■ What to work on: In the data below, find each line containing the string "Объемы" and return it.

■ Records shown:
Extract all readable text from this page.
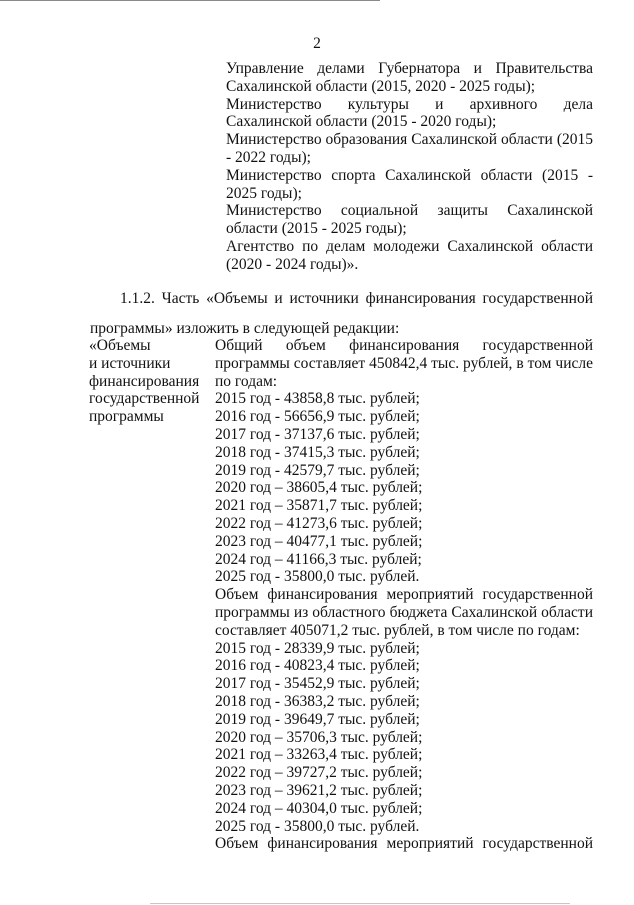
2
Управление делами Губернатора и Правительства Сахалинской области (2015, 2020 - 2025 годы);
Министерство культуры и архивного дела Сахалинской области (2015 - 2020 годы);
Министерство образования Сахалинской области (2015 - 2022 годы);
Министерство спорта Сахалинской области (2015 - 2025 годы);
Министерство социальной защиты Сахалинской области (2015 - 2025 годы);
Агентство по делам молодежи Сахалинской области (2020 - 2024 годы)».
1.1.2. Часть «Объемы и источники финансирования государственной программы» изложить в следующей редакции:
«Объемы
и источники
финансирования
государственной
программы
Общий объем финансирования государственной программы составляет 450842,4 тыс. рублей, в том числе по годам:
2015 год - 43858,8 тыс. рублей;
2016 год - 56656,9 тыс. рублей;
2017 год - 37137,6 тыс. рублей;
2018 год - 37415,3 тыс. рублей;
2019 год - 42579,7 тыс. рублей;
2020 год – 38605,4 тыс. рублей;
2021 год – 35871,7 тыс. рублей;
2022 год – 41273,6 тыс. рублей;
2023 год – 40477,1 тыс. рублей;
2024 год – 41166,3 тыс. рублей;
2025 год - 35800,0 тыс. рублей.
Объем финансирования мероприятий государственной программы из областного бюджета Сахалинской области составляет 405071,2 тыс. рублей, в том числе по годам:
2015 год - 28339,9 тыс. рублей;
2016 год - 40823,4 тыс. рублей;
2017 год - 35452,9 тыс. рублей;
2018 год - 36383,2 тыс. рублей;
2019 год - 39649,7 тыс. рублей;
2020 год – 35706,3 тыс. рублей;
2021 год – 33263,4 тыс. рублей;
2022 год – 39727,2 тыс. рублей;
2023 год – 39621,2 тыс. рублей;
2024 год – 40304,0 тыс. рублей;
2025 год - 35800,0 тыс. рублей.
Объем финансирования мероприятий государственной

■ Result:
1.1.2. Часть «Объемы и источники финансирования государственной программы» изложить в следующей редакции:
«Объемы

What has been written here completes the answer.